Return the listing below verbatim. Pictures do not belong in the copy.
## Begin Data excerpts
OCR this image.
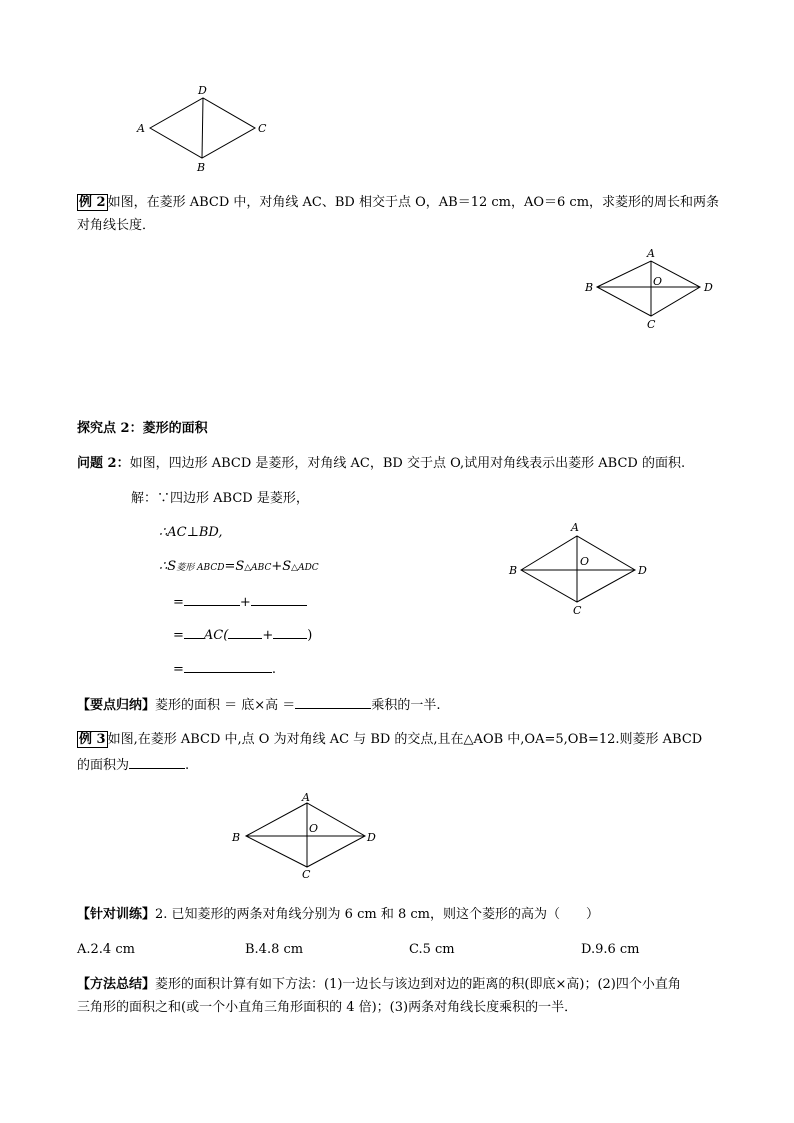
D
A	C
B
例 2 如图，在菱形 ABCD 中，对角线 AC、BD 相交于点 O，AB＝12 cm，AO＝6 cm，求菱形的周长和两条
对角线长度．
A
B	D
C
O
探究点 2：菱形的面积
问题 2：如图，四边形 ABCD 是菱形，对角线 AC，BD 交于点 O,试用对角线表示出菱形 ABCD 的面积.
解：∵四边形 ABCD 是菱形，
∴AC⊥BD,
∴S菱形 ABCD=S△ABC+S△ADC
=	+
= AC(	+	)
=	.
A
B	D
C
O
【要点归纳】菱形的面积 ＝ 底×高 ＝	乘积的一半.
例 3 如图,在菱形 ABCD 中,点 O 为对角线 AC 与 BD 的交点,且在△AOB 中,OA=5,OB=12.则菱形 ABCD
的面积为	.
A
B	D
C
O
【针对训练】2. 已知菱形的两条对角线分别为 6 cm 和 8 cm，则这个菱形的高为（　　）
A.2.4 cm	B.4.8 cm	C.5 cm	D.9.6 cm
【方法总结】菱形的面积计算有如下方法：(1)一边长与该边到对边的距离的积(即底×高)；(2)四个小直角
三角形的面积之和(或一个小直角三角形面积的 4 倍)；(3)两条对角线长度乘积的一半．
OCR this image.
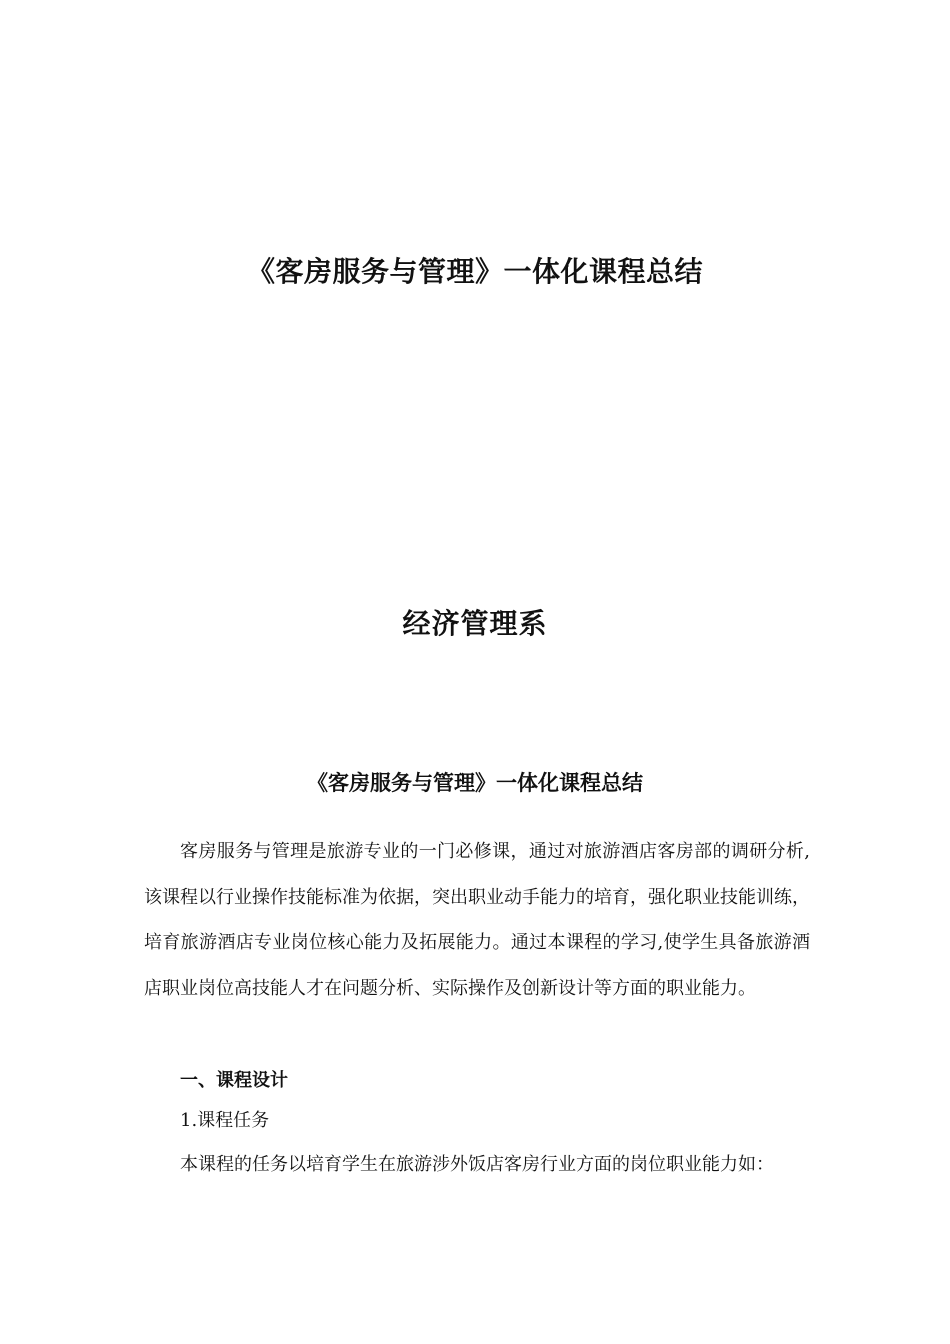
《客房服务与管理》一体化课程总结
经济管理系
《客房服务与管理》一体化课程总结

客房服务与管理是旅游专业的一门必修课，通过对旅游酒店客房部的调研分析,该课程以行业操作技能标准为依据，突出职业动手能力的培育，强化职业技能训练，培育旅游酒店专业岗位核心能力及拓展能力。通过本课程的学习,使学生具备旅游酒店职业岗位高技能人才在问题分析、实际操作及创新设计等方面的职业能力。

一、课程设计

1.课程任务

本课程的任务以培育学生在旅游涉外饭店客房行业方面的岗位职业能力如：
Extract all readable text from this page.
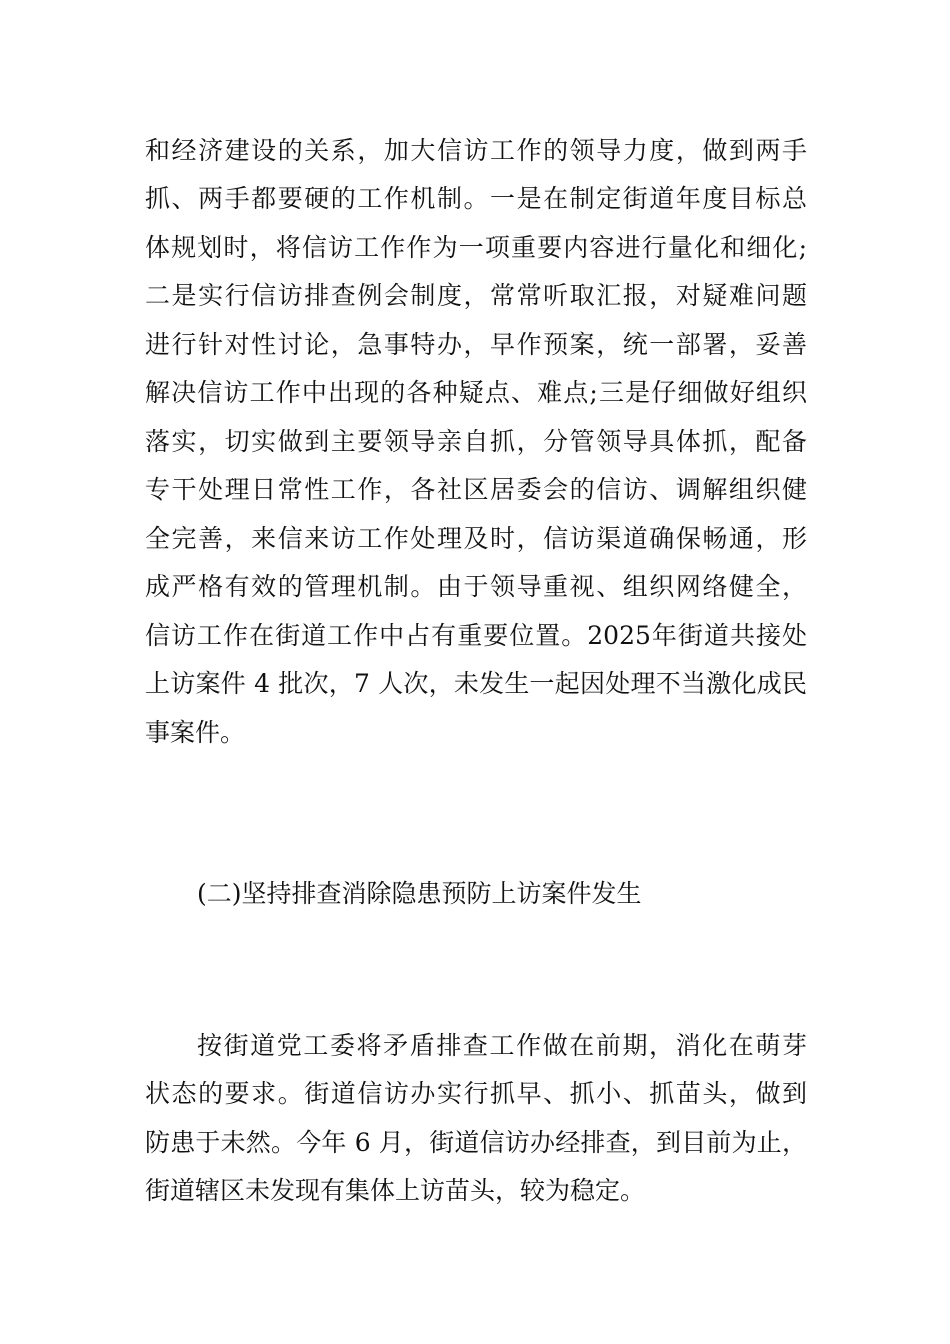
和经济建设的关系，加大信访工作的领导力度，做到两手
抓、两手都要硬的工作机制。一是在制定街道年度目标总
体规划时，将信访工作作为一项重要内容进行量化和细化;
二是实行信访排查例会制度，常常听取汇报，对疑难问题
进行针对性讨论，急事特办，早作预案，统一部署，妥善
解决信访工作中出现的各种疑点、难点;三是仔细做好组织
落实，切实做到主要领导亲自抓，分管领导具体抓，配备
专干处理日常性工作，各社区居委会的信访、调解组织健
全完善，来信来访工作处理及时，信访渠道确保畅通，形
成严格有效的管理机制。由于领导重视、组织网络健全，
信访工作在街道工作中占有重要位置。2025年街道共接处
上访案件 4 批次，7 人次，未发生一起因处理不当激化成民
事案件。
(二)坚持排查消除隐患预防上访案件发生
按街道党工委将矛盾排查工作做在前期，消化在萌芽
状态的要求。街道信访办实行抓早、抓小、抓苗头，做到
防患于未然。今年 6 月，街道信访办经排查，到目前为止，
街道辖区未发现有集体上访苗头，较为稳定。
## End Data excerpts
> _Solution to this exercise_
OCR this image.
D
A	C
B
例 2 如图，在菱形 ABCD 中，对角线 AC、BD 相交于点 O，AB＝12 cm，AO＝6 cm，求菱形的周长和两条
对角线长度．
A
B	D
C
O
探究点 2：菱形的面积
问题 2：如图，四边形 ABCD 是菱形，对角线 AC，BD 交于点 O,试用对角线表示出菱形 ABCD 的面积.
解：∵四边形 ABCD 是菱形，
∴AC⊥BD,
∴S菱形 ABCD=S△ABC+S△ADC
=	+
= AC(	+	)
=	.
A
B	D
C
O
【要点归纳】菱形的面积 ＝ 底×高 ＝	乘积的一半.
例 3 如图,在菱形 ABCD 中,点 O 为对角线 AC 与 BD 的交点,且在△AOB 中,OA=5,OB=12.则菱形 ABCD
的面积为	.
A
B	D
C
O
【针对训练】2. 已知菱形的两条对角线分别为 6 cm 和 8 cm，则这个菱形的高为（　　）
A.2.4 cm	B.4.8 cm	C.5 cm	D.9.6 cm
【方法总结】菱形的面积计算有如下方法：(1)一边长与该边到对边的距离的积(即底×高)；(2)四个小直角
三角形的面积之和(或一个小直角三角形面积的 4 倍)；(3)两条对角线长度乘积的一半．
OCR this image.
《客房服务与管理》一体化课程总结
经济管理系
《客房服务与管理》一体化课程总结

客房服务与管理是旅游专业的一门必修课，通过对旅游酒店客房部的调研分析,该课程以行业操作技能标准为依据，突出职业动手能力的培育，强化职业技能训练，培育旅游酒店专业岗位核心能力及拓展能力。通过本课程的学习,使学生具备旅游酒店职业岗位高技能人才在问题分析、实际操作及创新设计等方面的职业能力。

一、课程设计

1.课程任务

本课程的任务以培育学生在旅游涉外饭店客房行业方面的岗位职业能力如：
Extract all readable text from this page.
和经济建设的关系，加大信访工作的领导力度，做到两手
抓、两手都要硬的工作机制。一是在制定街道年度目标总
体规划时，将信访工作作为一项重要内容进行量化和细化;
二是实行信访排查例会制度，常常听取汇报，对疑难问题
进行针对性讨论，急事特办，早作预案，统一部署，妥善
解决信访工作中出现的各种疑点、难点;三是仔细做好组织
落实，切实做到主要领导亲自抓，分管领导具体抓，配备
专干处理日常性工作，各社区居委会的信访、调解组织健
全完善，来信来访工作处理及时，信访渠道确保畅通，形
成严格有效的管理机制。由于领导重视、组织网络健全，
信访工作在街道工作中占有重要位置。2025年街道共接处
上访案件 4 批次，7 人次，未发生一起因处理不当激化成民
事案件。
(二)坚持排查消除隐患预防上访案件发生
按街道党工委将矛盾排查工作做在前期，消化在萌芽
状态的要求。街道信访办实行抓早、抓小、抓苗头，做到
防患于未然。今年 6 月，街道信访办经排查，到目前为止，
街道辖区未发现有集体上访苗头，较为稳定。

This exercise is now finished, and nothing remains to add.